[Figure dataset records]
------
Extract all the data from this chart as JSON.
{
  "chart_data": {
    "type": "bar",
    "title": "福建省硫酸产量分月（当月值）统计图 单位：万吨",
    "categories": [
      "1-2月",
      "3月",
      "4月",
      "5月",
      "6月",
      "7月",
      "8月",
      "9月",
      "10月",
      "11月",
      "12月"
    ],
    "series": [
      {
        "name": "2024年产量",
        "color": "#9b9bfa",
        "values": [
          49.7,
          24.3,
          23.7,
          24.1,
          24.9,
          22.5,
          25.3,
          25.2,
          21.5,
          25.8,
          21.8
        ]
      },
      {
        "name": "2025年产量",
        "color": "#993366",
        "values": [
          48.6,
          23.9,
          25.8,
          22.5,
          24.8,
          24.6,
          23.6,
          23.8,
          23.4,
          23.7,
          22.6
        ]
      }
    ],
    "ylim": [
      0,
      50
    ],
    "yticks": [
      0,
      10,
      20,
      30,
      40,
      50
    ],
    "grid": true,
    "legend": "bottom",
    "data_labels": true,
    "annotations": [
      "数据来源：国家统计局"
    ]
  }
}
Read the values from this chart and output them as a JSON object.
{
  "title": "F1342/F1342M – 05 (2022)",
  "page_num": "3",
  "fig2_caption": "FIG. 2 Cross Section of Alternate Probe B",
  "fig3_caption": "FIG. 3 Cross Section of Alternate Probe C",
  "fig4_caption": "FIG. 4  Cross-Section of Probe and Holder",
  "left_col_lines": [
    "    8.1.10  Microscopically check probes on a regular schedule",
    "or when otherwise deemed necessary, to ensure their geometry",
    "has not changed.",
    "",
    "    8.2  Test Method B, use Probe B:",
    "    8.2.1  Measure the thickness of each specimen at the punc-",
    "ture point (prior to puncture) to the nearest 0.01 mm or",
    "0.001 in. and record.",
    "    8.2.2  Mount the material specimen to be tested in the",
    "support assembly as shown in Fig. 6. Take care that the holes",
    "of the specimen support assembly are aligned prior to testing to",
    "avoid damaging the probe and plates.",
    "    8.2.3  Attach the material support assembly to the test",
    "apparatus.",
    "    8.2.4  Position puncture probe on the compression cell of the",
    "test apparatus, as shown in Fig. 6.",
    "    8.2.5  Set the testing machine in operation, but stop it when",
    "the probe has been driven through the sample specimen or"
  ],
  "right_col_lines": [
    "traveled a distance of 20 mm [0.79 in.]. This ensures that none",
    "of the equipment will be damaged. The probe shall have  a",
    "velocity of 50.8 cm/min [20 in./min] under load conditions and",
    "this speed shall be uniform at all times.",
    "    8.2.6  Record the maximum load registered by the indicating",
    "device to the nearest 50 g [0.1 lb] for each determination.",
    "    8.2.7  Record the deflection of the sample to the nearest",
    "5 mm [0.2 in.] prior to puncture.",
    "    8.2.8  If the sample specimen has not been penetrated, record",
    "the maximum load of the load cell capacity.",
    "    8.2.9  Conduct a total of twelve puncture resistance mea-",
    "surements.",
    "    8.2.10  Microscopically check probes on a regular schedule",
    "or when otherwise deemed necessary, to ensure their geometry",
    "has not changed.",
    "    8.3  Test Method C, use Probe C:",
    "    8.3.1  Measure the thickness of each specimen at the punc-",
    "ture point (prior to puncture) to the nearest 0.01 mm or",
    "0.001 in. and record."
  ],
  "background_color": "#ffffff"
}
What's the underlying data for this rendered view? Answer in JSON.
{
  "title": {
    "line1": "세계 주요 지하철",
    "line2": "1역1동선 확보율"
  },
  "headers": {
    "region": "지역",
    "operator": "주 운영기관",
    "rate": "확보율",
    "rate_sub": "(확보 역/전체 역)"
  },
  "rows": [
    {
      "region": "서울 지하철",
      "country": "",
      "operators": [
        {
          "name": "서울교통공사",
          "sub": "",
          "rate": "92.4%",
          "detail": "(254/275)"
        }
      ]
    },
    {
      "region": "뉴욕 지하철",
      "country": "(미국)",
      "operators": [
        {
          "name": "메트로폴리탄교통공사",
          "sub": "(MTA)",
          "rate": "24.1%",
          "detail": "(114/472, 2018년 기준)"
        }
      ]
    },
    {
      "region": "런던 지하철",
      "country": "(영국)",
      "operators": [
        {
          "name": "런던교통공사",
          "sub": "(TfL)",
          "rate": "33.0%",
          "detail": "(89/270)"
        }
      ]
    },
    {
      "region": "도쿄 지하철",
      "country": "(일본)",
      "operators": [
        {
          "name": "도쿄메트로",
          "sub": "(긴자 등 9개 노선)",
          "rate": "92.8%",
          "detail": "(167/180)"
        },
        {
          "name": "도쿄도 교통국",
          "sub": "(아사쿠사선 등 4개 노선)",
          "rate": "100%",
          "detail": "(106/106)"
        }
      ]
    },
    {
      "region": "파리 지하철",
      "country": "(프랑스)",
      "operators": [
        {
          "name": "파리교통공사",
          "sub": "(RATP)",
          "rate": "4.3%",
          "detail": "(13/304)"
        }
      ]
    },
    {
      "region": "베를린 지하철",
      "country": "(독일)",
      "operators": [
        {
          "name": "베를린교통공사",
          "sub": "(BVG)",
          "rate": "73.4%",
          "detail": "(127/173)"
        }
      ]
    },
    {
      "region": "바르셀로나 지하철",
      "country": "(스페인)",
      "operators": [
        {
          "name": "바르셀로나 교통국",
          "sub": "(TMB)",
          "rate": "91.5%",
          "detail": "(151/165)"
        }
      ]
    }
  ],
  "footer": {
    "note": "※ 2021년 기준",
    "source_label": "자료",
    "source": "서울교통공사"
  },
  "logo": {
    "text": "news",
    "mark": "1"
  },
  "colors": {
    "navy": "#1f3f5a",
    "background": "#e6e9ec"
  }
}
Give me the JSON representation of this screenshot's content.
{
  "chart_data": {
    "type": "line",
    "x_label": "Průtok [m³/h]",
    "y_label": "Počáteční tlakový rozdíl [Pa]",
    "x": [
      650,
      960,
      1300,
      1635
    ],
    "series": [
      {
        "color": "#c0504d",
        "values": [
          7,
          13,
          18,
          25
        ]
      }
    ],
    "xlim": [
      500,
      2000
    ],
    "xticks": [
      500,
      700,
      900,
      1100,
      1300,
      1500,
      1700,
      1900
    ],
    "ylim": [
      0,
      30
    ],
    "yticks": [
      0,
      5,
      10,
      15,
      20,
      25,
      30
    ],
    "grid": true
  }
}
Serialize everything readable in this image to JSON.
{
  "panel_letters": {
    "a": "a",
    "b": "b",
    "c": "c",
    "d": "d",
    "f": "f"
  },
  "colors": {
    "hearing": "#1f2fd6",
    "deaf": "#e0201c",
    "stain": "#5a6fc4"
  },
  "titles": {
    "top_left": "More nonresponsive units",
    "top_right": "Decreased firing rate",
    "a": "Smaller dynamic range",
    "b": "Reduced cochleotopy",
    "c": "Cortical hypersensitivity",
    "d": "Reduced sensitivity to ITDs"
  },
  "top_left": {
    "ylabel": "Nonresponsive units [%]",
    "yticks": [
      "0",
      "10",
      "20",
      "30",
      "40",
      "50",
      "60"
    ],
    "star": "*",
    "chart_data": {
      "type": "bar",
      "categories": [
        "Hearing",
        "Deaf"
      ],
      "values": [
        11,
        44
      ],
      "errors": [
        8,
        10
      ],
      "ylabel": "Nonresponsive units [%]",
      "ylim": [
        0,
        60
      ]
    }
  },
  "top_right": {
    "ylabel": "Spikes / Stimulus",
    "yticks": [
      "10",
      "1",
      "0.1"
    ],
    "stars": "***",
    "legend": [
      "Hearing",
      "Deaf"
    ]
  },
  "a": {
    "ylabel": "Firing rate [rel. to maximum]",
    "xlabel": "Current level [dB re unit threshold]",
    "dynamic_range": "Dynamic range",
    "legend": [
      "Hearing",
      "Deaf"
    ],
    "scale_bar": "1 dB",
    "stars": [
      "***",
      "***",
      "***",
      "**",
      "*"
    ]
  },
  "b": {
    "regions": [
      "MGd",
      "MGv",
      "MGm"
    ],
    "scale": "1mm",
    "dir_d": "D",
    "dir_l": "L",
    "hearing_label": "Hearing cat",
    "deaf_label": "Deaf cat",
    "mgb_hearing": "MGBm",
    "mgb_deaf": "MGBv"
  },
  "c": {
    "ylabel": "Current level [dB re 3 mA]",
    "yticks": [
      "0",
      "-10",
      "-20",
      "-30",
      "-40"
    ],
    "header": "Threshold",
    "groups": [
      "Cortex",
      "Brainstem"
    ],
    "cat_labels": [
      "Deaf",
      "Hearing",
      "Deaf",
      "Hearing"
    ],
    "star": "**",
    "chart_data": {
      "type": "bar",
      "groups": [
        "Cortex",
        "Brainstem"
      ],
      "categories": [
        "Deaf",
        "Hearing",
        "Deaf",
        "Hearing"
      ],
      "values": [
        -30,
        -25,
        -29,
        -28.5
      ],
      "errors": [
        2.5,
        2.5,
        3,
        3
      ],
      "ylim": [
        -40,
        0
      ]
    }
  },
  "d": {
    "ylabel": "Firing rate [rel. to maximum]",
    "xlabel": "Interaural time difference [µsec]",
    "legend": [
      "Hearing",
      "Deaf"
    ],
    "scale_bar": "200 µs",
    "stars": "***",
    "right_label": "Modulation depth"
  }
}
------
| SHORT EXERCISE |
Pull every line containing the word "from" out of the entries above.

| SOLUTION FOR THIS PROBLEM |
Extract all the data from this chart as JSON.
Read the values from this chart and output them as a JSON object.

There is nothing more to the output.